---- Entries shown

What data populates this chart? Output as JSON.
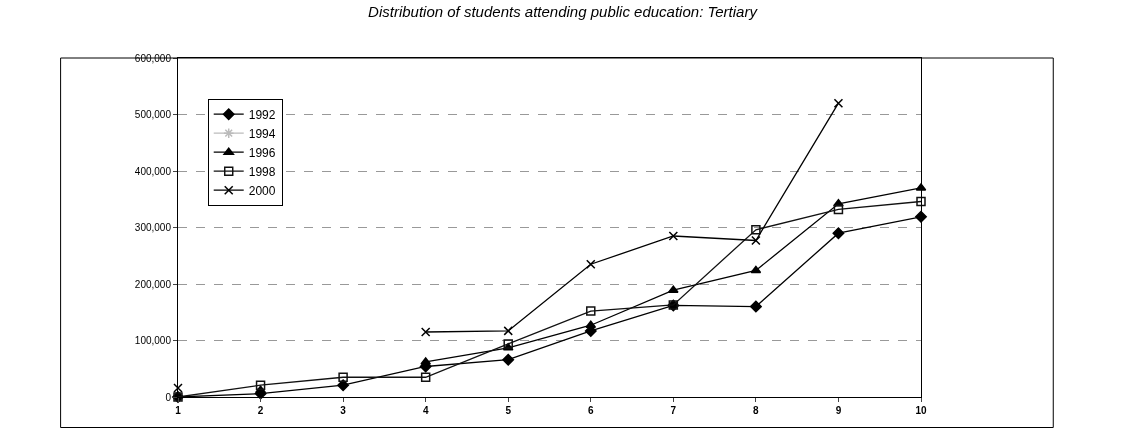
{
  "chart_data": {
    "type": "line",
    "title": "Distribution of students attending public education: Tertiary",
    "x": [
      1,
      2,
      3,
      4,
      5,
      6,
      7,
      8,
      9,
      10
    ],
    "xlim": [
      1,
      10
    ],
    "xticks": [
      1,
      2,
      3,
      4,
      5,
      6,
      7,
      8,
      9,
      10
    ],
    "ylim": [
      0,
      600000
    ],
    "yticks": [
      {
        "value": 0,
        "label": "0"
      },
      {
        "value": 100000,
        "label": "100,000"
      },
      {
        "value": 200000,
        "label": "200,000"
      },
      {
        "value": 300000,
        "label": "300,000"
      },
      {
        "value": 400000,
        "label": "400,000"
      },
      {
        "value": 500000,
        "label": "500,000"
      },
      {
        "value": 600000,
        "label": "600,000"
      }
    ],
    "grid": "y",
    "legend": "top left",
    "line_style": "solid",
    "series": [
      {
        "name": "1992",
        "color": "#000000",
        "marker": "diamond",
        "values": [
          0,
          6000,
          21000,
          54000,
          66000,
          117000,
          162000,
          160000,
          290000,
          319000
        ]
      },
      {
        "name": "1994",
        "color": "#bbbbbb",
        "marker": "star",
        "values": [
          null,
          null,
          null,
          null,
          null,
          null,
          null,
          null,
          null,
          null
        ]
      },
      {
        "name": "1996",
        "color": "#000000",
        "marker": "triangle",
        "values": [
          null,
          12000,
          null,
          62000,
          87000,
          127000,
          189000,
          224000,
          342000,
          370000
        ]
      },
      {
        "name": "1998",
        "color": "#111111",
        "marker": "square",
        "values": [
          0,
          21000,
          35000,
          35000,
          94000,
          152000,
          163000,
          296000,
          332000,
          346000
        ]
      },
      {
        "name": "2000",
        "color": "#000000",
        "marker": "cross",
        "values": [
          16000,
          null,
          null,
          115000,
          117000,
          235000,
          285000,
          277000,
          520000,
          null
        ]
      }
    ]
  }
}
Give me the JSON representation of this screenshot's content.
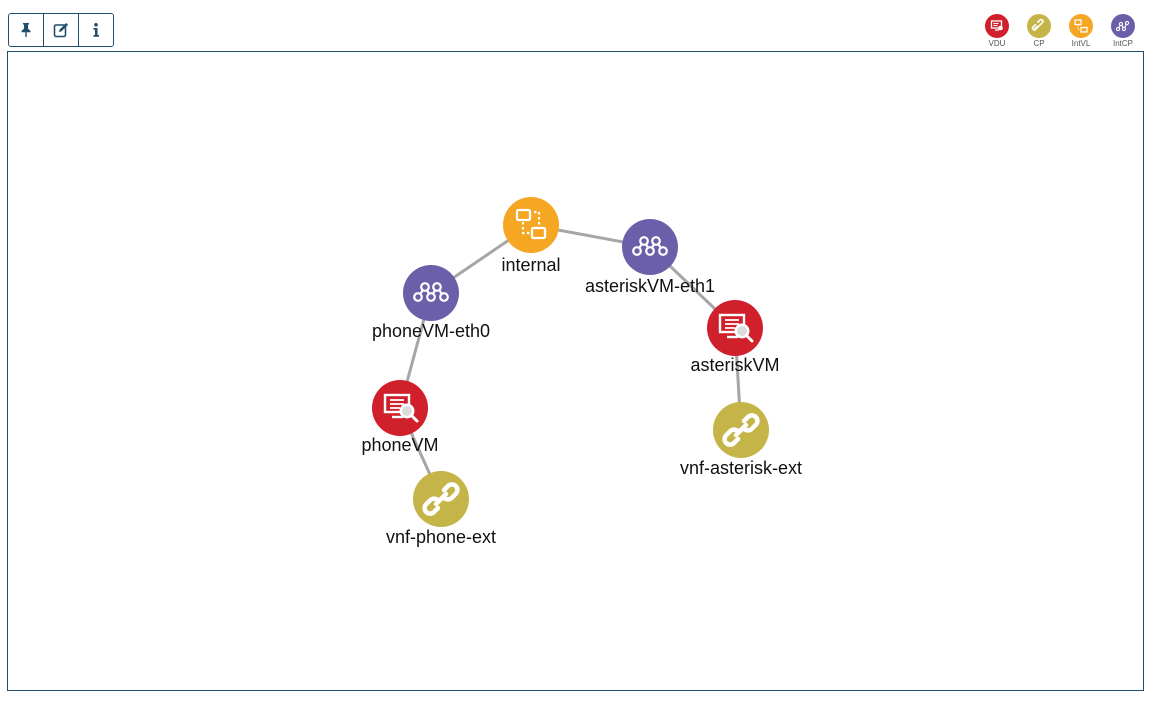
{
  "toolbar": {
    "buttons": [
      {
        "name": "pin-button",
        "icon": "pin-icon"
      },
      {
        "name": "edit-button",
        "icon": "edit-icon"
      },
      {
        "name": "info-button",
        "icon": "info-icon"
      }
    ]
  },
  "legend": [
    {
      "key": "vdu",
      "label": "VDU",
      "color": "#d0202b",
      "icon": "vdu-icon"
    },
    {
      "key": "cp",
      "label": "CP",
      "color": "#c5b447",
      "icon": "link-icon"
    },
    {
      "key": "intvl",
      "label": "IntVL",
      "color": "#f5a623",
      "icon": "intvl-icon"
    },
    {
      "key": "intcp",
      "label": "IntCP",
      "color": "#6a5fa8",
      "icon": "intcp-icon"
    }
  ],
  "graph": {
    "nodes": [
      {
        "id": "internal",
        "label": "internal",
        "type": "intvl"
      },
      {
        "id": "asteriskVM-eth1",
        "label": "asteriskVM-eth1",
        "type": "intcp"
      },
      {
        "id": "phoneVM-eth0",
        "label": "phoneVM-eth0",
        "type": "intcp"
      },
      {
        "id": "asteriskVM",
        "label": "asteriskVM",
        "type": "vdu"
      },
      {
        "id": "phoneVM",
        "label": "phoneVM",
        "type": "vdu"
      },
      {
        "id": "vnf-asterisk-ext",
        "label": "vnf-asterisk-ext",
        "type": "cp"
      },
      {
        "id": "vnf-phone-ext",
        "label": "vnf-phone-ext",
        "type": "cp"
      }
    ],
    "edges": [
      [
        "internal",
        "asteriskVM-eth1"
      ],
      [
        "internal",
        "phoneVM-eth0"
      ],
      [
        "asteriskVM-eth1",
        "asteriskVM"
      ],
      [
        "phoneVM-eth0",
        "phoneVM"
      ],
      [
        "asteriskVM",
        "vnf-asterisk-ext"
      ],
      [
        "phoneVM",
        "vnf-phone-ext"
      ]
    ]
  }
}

--------
---- Entries shown

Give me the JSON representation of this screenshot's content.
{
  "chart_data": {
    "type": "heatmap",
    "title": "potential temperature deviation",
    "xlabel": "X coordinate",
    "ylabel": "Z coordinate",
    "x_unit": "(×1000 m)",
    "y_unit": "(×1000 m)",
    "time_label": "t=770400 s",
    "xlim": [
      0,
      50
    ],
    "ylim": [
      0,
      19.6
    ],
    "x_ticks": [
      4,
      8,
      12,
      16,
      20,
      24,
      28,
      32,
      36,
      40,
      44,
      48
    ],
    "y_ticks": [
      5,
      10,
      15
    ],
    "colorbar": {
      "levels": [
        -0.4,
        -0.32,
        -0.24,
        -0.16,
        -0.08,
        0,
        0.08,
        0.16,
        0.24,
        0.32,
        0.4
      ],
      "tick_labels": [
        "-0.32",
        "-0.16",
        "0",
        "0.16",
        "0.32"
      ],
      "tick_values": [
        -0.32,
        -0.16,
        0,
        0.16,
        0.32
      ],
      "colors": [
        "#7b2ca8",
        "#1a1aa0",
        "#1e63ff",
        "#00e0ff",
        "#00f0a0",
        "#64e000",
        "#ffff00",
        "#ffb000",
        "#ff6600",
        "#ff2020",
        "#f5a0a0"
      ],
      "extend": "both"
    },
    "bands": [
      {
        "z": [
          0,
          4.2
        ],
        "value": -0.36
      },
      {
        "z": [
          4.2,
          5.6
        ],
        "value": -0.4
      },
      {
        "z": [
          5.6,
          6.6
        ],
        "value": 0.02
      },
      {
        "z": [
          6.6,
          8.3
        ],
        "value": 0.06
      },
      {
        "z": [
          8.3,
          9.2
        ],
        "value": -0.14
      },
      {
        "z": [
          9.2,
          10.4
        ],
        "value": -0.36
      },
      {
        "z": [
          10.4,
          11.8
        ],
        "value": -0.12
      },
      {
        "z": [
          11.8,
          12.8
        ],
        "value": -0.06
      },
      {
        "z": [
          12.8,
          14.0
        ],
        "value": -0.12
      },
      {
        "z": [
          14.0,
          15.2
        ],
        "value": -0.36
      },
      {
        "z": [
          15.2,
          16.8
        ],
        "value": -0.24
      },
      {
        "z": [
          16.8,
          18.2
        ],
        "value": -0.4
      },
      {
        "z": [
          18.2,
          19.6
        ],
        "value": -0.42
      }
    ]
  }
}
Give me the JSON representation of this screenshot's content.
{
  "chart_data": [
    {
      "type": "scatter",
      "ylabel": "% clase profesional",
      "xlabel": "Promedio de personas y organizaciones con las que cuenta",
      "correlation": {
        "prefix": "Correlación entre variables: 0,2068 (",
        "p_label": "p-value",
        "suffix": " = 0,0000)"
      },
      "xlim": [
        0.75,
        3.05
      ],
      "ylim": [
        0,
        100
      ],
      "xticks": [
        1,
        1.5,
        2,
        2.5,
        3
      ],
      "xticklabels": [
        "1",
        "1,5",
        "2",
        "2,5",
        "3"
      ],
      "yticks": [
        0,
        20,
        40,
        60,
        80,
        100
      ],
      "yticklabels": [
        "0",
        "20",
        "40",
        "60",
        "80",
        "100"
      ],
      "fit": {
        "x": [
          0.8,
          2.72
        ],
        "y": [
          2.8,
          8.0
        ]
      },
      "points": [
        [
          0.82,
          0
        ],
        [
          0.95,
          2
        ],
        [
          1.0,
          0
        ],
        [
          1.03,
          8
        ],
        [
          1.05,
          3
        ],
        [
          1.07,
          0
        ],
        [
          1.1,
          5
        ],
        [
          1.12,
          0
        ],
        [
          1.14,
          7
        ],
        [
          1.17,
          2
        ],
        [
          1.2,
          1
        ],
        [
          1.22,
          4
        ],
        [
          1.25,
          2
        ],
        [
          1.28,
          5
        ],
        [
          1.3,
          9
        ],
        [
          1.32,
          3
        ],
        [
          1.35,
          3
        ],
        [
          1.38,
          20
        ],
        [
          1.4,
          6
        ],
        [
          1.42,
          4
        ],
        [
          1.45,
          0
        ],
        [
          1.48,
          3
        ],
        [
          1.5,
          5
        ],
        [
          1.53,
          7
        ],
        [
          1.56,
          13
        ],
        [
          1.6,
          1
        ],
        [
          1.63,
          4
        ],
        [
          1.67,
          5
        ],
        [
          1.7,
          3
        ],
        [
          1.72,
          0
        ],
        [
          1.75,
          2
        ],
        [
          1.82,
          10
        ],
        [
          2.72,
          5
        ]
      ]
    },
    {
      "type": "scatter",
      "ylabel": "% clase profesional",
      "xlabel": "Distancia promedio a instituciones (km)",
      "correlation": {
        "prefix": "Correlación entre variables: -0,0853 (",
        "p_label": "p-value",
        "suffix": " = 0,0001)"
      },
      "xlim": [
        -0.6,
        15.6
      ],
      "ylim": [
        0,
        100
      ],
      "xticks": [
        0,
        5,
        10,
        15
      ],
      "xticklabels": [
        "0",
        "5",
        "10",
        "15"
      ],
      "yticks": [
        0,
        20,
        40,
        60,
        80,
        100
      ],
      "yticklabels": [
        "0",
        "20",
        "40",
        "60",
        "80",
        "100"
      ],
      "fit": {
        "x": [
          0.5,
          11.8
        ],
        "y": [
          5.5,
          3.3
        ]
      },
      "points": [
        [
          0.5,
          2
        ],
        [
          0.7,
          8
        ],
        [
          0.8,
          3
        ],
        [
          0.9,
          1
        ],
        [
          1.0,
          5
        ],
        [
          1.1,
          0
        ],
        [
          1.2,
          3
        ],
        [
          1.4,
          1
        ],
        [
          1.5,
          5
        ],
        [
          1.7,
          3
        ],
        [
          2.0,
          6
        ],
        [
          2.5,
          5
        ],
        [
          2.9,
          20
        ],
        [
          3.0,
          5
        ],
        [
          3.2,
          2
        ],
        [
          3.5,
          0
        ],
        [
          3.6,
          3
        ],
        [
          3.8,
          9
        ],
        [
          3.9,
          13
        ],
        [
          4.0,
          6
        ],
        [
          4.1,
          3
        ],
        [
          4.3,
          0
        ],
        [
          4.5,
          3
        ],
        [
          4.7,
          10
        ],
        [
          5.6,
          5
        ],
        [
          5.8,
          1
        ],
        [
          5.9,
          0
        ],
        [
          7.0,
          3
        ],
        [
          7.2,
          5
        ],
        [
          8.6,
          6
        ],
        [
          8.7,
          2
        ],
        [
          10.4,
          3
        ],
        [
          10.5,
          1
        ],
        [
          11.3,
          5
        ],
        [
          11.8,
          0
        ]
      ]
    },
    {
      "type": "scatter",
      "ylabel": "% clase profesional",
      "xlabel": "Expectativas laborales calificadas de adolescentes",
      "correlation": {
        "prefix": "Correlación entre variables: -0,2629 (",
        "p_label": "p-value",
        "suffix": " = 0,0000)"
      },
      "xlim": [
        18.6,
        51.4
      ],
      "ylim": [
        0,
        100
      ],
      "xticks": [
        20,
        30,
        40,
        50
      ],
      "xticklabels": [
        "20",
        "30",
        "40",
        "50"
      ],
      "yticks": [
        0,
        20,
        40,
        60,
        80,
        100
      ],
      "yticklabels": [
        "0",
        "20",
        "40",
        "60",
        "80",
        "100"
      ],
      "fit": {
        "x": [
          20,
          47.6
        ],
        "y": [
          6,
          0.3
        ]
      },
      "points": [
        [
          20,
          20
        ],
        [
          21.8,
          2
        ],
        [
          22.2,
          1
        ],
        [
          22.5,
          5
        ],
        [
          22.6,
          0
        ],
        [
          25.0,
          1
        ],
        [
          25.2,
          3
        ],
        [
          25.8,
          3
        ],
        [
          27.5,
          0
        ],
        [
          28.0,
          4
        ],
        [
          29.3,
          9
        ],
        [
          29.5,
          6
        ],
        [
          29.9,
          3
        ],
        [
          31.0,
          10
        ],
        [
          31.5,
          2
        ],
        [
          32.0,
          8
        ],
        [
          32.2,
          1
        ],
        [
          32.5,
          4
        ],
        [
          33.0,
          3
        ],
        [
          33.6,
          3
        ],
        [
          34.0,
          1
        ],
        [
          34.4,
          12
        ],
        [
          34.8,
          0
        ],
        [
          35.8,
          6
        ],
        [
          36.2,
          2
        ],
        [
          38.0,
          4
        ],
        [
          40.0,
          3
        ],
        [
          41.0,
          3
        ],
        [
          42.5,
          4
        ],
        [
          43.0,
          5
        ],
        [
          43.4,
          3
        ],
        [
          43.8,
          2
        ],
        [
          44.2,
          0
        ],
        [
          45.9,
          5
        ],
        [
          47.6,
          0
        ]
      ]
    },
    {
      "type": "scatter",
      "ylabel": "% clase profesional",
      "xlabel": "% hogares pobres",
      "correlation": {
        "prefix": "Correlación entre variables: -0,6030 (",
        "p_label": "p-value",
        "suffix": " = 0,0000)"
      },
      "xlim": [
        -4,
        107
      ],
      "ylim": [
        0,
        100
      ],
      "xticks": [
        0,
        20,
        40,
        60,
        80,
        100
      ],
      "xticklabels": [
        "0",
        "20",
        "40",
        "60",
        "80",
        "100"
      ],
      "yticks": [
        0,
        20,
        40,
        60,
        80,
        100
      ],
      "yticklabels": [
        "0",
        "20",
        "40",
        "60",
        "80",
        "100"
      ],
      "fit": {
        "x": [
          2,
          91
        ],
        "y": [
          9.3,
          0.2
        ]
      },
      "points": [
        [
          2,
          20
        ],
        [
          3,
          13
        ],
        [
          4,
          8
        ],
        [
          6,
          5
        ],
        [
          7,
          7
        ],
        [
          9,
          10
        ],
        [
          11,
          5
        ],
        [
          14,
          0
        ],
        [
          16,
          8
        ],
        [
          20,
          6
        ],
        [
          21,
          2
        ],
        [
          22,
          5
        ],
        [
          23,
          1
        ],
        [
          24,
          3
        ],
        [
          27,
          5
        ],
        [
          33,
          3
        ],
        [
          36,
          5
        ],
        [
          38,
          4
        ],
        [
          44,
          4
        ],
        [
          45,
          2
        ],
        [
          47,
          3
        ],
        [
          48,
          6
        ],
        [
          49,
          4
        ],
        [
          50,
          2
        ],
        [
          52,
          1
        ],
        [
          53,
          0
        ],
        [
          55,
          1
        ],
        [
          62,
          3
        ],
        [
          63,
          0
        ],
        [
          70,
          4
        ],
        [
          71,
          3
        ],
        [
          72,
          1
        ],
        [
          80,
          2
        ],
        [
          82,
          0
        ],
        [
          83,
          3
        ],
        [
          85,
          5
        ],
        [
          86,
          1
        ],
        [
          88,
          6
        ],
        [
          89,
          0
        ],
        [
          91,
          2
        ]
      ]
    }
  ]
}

--------

Scan the entries above and work out how many lines include the word "asteriskVM"; the reply is that number alone.

Full answer. 8